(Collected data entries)

★ ★ ★ ★

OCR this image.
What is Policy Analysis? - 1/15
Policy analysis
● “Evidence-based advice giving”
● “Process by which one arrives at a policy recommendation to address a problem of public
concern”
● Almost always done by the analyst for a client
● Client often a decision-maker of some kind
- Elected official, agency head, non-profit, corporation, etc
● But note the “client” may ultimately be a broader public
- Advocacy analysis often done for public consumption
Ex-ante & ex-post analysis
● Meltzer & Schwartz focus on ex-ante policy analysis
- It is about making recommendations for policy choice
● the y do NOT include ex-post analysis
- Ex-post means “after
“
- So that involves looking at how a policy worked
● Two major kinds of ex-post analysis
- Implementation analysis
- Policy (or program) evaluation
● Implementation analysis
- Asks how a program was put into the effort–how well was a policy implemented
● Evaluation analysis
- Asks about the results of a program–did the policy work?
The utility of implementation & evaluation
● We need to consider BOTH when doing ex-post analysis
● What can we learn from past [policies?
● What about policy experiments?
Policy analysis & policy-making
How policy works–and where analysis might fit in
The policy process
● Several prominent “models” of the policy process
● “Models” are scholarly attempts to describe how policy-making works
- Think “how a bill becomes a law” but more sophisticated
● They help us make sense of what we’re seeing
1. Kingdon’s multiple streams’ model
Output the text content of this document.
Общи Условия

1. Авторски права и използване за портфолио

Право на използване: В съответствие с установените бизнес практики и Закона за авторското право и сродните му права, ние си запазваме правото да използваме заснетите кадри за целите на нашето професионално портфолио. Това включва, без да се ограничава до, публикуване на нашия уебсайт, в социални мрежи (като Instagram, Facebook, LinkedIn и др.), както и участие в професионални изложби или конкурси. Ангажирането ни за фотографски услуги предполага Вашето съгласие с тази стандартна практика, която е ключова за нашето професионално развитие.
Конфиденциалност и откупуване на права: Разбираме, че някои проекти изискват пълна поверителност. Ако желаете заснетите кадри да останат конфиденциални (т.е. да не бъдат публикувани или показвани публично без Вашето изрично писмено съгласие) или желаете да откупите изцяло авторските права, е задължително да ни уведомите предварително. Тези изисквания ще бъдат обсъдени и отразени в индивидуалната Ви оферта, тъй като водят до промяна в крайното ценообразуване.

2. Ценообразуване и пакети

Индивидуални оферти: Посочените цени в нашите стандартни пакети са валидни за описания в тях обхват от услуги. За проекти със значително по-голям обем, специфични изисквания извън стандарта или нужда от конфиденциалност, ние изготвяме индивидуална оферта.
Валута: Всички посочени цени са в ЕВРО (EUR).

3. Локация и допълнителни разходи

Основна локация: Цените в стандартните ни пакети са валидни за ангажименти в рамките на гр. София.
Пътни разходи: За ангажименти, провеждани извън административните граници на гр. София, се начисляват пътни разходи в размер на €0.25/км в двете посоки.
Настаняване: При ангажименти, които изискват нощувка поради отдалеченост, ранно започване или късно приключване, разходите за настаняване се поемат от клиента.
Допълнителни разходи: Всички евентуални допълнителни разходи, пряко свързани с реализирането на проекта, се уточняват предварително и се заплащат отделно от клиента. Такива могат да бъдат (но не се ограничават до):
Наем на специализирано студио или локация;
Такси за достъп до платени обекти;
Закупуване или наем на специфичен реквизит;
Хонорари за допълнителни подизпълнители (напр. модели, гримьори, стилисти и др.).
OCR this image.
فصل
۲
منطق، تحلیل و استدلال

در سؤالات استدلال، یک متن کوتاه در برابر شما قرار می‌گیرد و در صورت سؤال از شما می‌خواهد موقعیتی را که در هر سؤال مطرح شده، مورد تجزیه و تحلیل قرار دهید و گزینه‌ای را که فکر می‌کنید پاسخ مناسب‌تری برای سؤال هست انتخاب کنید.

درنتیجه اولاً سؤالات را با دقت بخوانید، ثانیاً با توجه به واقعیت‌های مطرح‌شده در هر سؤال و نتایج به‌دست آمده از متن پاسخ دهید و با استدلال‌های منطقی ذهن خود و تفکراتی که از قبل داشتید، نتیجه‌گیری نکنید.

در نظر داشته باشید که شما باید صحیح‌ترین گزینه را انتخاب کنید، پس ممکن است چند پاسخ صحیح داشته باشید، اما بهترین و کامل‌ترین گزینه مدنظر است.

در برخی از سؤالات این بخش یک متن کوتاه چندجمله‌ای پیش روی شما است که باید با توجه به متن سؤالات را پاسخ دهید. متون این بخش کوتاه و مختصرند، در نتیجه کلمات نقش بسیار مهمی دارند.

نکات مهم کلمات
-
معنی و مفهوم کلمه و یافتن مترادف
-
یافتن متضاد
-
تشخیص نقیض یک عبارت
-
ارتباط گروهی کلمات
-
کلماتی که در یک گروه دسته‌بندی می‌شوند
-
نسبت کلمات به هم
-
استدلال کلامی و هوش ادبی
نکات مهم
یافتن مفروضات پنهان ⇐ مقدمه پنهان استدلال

★ ★ ★ ★

* **Work to complete**:
State how many lines above contain the string "изисквания", with no other words.

* **Solution to the exercise**:
2